Your task ::
Please quote the material exactly, every line of it.

[Collected data]

** START **

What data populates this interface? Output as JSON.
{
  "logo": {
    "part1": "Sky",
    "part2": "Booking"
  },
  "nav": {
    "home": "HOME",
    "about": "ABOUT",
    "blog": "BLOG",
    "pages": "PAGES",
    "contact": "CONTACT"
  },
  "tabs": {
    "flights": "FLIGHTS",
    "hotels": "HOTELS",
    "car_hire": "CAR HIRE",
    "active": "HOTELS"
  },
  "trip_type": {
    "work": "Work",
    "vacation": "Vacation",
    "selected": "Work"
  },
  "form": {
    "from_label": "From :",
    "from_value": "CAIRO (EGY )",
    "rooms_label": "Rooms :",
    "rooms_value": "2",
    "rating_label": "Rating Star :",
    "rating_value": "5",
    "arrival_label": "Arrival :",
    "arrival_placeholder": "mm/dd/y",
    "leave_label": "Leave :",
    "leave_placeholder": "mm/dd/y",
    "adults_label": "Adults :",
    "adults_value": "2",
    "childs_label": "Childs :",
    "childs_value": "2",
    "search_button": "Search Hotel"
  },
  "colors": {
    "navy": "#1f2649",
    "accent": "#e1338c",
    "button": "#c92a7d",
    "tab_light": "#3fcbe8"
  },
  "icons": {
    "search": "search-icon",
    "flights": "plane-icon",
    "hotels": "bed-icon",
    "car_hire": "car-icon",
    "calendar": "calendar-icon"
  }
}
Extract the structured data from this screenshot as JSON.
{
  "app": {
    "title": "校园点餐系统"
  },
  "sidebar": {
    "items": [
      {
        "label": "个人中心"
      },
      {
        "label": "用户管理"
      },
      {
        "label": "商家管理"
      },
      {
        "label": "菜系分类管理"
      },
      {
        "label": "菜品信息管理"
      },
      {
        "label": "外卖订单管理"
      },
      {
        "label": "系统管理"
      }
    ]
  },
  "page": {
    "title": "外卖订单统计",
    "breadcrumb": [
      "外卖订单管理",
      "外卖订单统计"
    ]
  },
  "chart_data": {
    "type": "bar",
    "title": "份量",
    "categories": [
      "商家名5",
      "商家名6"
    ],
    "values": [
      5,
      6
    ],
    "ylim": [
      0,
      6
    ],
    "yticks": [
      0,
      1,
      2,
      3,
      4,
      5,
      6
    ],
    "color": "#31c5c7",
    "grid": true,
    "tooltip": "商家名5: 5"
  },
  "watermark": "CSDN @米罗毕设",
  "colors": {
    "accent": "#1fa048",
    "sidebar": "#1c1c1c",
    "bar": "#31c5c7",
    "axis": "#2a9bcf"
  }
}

** END **

Written response ::
What data populates this interface? Output as JSON.
{
  "logo": {
    "part1": "Sky",
    "part2": "Booking"
  },
  "nav": {
    "home": "HOME",
    "about": "ABOUT",
    "blog": "BLOG",
    "pages": "PAGES",
    "contact": "CONTACT"
  },
  "tabs": {
    "flights": "FLIGHTS",
    "hotels": "HOTELS",
    "car_hire": "CAR HIRE",
    "active": "HOTELS"
  },
  "trip_type": {
    "work": "Work",
    "vacation": "Vacation",
    "selected": "Work"
  },
  "form": {
    "from_label": "From :",
    "from_value": "CAIRO (EGY )",
    "rooms_label": "Rooms :",
    "rooms_value": "2",
    "rating_label": "Rating Star :",
    "rating_value": "5",
    "arrival_label": "Arrival :",
    "arrival_placeholder": "mm/dd/y",
    "leave_label": "Leave :",
    "leave_placeholder": "mm/dd/y",
    "adults_label": "Adults :",
    "adults_value": "2",
    "childs_label": "Childs :",
    "childs_value": "2",
    "search_button": "Search Hotel"
  },
  "colors": {
    "navy": "#1f2649",
    "accent": "#e1338c",
    "button": "#c92a7d",
    "tab_light": "#3fcbe8"
  },
  "icons": {
    "search": "search-icon",
    "flights": "plane-icon",
    "hotels": "bed-icon",
    "car_hire": "car-icon",
    "calendar": "calendar-icon"
  }
}
Extract the structured data from this screenshot as JSON.
{
  "app": {
    "title": "校园点餐系统"
  },
  "sidebar": {
    "items": [
      {
        "label": "个人中心"
      },
      {
        "label": "用户管理"
      },
      {
        "label": "商家管理"
      },
      {
        "label": "菜系分类管理"
      },
      {
        "label": "菜品信息管理"
      },
      {
        "label": "外卖订单管理"
      },
      {
        "label": "系统管理"
      }
    ]
  },
  "page": {
    "title": "外卖订单统计",
    "breadcrumb": [
      "外卖订单管理",
      "外卖订单统计"
    ]
  },
  "chart_data": {
    "type": "bar",
    "title": "份量",
    "categories": [
      "商家名5",
      "商家名6"
    ],
    "values": [
      5,
      6
    ],
    "ylim": [
      0,
      6
    ],
    "yticks": [
      0,
      1,
      2,
      3,
      4,
      5,
      6
    ],
    "color": "#31c5c7",
    "grid": true,
    "tooltip": "商家名5: 5"
  },
  "watermark": "CSDN @米罗毕设",
  "colors": {
    "accent": "#1fa048",
    "sidebar": "#1c1c1c",
    "bar": "#31c5c7",
    "axis": "#2a9bcf"
  }
}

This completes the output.